▶ Stated task
Find each row below that contains the word "dropdown" with matching case, and copy every such row.

▶ Excerpted records
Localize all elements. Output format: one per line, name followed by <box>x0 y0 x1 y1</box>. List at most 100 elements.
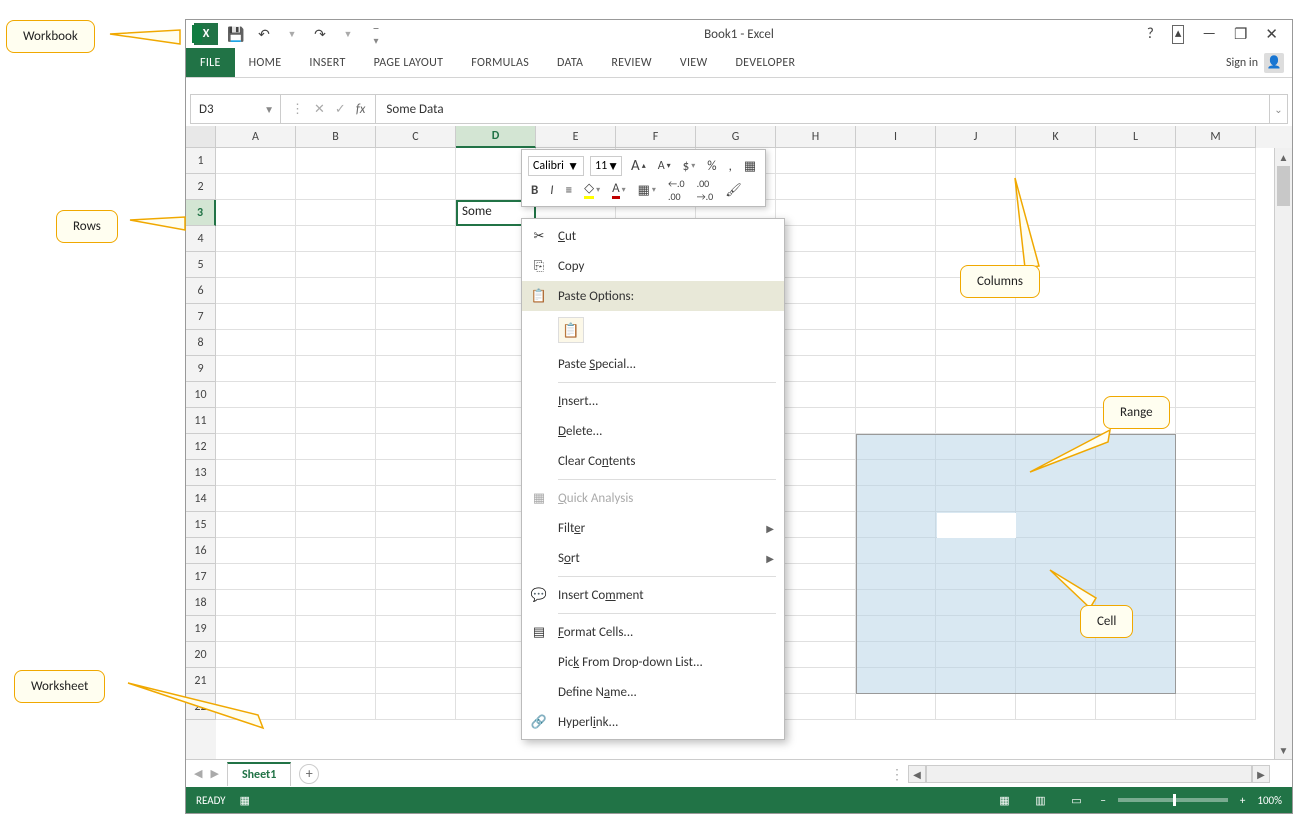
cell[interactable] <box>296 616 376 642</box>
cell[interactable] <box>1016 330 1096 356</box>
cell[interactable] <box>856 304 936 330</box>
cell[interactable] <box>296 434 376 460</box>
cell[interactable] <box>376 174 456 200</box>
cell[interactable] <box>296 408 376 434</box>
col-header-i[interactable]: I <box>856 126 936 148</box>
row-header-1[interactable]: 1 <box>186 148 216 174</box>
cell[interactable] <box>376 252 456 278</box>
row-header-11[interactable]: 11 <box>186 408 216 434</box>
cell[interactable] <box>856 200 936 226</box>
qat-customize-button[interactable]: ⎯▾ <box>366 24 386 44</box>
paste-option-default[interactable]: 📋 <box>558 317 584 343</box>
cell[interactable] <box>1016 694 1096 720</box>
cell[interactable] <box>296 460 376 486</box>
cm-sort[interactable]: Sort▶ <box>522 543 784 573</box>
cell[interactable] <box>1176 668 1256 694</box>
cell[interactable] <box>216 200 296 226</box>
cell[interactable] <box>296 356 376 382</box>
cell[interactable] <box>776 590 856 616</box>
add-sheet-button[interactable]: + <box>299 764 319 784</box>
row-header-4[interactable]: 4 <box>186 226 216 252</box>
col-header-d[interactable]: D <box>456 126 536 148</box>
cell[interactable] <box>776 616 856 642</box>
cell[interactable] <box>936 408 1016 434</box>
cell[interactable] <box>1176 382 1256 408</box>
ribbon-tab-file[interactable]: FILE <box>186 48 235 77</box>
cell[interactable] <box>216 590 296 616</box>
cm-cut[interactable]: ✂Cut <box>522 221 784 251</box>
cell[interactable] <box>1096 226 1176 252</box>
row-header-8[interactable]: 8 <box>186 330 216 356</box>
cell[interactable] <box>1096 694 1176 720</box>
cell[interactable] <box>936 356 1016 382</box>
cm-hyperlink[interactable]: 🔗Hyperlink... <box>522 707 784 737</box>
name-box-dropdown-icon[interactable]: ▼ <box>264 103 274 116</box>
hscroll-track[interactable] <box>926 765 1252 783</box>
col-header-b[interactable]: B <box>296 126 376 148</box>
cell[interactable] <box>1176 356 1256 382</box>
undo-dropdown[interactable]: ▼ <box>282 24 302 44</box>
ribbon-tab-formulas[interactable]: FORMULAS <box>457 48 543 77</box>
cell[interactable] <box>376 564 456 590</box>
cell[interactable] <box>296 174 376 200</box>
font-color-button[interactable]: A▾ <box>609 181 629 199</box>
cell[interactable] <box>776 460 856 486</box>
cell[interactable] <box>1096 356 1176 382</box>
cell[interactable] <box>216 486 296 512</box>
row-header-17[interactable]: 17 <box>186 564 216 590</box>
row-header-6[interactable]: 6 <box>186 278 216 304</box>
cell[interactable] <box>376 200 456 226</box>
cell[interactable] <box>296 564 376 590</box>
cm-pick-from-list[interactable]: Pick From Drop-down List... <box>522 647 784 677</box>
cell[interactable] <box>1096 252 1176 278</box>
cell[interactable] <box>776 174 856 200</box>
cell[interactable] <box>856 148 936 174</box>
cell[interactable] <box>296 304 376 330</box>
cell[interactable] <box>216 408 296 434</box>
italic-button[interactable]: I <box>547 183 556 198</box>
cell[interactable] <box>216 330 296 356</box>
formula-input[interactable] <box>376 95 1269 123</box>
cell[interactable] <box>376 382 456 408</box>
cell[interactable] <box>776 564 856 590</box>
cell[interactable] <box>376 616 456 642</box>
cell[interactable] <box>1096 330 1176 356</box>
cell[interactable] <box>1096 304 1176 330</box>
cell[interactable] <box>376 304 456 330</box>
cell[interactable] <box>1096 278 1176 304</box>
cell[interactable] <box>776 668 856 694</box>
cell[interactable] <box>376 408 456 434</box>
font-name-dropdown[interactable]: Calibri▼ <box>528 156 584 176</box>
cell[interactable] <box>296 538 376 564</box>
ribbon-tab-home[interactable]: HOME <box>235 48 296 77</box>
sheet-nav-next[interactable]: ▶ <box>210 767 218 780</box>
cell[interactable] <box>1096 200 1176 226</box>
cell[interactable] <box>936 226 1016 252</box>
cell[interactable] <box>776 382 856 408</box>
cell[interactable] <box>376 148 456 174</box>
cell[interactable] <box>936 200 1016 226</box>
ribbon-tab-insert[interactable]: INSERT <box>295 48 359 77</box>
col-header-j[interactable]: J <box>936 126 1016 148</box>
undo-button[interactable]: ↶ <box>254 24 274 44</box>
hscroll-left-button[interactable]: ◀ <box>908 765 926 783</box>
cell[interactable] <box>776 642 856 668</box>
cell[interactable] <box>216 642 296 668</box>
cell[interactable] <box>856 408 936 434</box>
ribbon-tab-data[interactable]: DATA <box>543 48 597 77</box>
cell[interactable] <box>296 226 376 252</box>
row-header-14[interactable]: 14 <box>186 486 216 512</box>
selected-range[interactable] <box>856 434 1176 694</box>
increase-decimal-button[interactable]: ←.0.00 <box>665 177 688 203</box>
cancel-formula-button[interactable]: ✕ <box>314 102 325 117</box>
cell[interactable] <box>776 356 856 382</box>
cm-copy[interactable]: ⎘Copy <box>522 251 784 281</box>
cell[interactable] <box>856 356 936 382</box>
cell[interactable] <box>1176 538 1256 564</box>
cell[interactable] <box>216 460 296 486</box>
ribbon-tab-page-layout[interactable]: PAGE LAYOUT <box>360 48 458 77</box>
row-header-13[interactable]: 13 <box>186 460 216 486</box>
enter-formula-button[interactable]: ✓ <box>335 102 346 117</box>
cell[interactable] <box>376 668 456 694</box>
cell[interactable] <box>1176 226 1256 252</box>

▶ Reply to the exercise
name-box-dropdown-icon[interactable]: ▼ <box>264 103 274 116</box>
undo-dropdown[interactable]: ▼ <box>282 24 302 44</box>
font-name-dropdown[interactable]: Calibri▼ <box>528 156 584 176</box>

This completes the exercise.